→ Prompt: Identify each line holding the string "image" and copy it.
** Start **
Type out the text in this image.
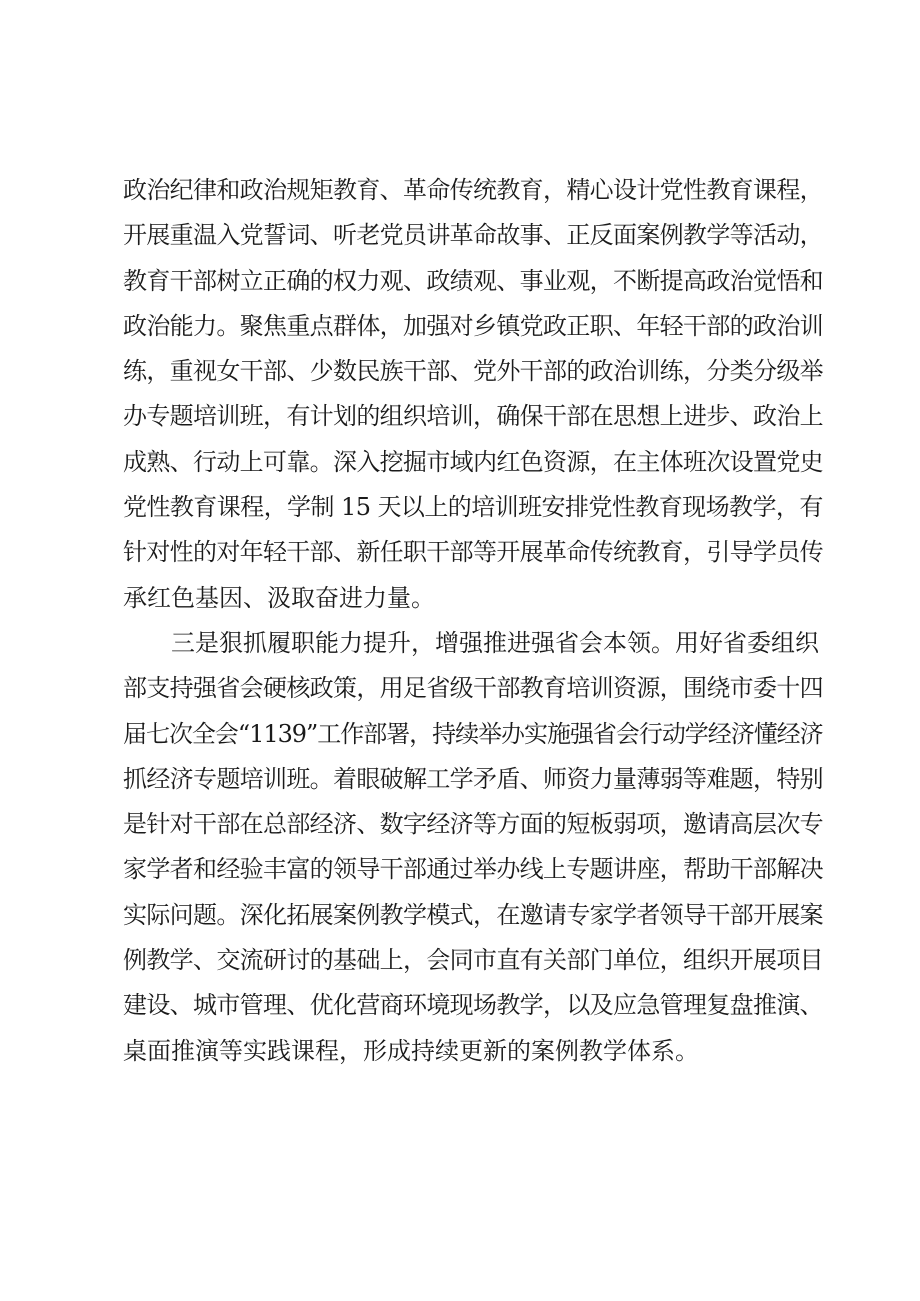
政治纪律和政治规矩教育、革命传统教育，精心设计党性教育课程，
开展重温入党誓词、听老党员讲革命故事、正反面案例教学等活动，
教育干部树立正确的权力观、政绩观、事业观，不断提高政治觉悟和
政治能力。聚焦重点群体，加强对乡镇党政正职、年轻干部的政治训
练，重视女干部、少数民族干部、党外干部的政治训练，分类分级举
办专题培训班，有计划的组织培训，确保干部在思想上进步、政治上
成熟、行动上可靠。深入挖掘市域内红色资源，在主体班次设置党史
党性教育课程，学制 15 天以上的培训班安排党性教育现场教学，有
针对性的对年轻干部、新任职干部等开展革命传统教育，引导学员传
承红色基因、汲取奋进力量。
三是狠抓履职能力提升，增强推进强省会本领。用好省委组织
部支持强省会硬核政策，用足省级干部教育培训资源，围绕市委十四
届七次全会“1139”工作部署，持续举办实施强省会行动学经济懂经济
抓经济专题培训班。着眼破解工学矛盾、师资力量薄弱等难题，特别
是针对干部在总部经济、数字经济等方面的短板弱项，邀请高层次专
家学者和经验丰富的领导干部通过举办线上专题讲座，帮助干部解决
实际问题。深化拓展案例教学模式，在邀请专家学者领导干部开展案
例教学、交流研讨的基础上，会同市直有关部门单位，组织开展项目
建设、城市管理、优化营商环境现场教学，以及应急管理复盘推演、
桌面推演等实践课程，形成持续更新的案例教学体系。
** End **
** Start **
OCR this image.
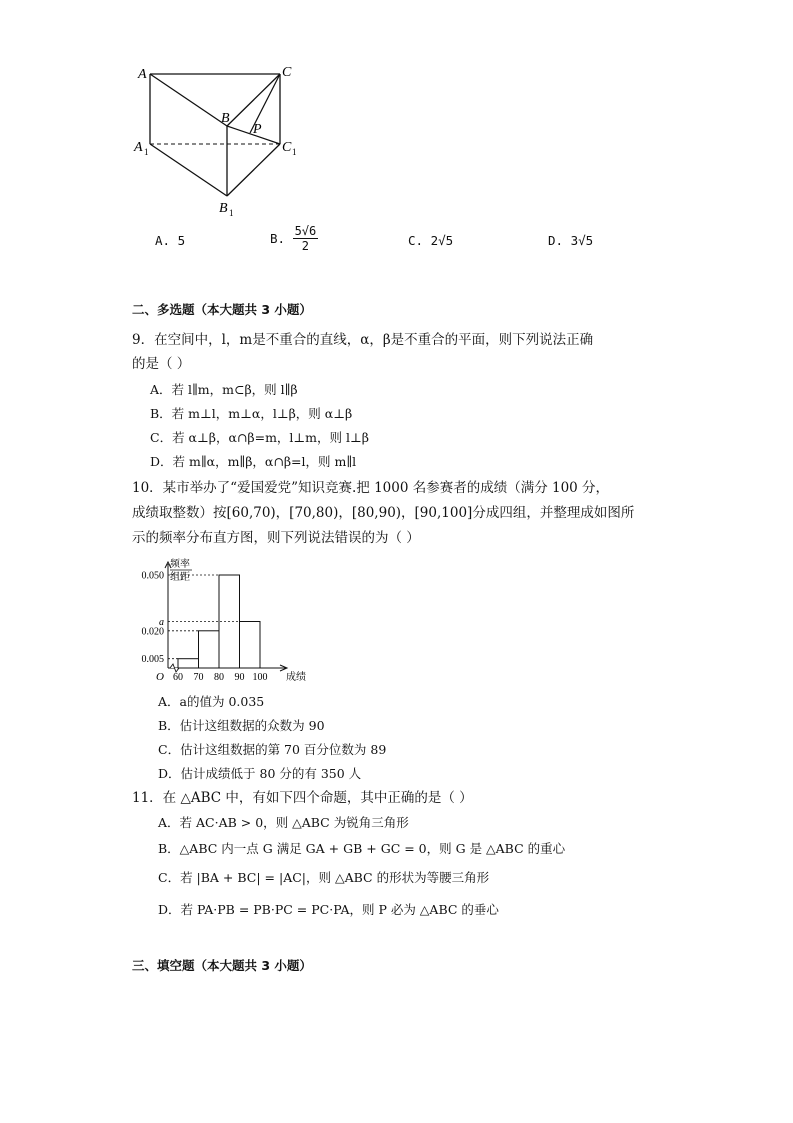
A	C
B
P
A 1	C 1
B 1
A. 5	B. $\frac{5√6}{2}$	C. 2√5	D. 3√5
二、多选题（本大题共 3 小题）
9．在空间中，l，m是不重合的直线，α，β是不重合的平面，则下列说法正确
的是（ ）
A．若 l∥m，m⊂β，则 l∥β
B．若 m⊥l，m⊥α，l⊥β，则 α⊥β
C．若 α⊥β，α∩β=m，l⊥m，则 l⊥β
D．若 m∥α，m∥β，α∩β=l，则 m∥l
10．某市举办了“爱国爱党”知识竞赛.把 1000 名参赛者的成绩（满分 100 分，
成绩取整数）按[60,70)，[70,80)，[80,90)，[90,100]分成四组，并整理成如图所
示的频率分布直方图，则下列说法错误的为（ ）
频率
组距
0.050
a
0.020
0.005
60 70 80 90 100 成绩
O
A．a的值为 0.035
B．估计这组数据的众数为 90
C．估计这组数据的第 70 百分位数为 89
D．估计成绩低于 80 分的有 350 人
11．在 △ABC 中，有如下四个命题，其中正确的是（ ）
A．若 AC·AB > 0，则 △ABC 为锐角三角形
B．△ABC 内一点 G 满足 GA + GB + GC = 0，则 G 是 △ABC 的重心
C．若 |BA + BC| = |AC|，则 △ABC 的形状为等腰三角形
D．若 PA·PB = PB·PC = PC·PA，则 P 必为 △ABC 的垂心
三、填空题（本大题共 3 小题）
** End **
→ Exercise answer:
Type out the text in this image.
OCR this image.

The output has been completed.